AIM –
Report how many lines of the listing contain the string "tick", treating uppercase and lowercase as different. Give only the number.

-- BEGIN --

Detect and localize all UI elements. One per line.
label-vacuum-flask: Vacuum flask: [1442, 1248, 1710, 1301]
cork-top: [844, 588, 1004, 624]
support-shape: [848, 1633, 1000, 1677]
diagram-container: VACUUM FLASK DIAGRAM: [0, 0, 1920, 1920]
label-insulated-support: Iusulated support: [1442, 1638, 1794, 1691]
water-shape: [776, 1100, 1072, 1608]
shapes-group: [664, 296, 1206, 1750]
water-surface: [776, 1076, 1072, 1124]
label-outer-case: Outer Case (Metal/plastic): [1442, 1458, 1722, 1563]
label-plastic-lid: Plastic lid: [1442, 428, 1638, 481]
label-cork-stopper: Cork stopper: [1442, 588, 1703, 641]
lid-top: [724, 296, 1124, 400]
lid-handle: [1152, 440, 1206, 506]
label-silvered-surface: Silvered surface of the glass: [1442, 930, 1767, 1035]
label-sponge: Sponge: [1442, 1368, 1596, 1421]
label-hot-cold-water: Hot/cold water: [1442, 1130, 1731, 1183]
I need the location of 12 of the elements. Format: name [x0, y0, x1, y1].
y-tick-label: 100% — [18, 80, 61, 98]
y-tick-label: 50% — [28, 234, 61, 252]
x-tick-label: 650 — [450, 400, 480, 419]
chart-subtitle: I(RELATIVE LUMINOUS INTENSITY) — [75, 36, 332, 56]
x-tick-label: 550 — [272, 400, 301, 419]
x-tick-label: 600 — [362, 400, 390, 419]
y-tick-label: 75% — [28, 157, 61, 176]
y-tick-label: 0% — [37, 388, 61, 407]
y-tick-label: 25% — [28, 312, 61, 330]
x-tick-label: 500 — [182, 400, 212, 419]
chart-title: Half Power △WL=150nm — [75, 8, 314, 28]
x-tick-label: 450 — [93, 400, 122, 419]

-- END --

TASK ANSWER –
10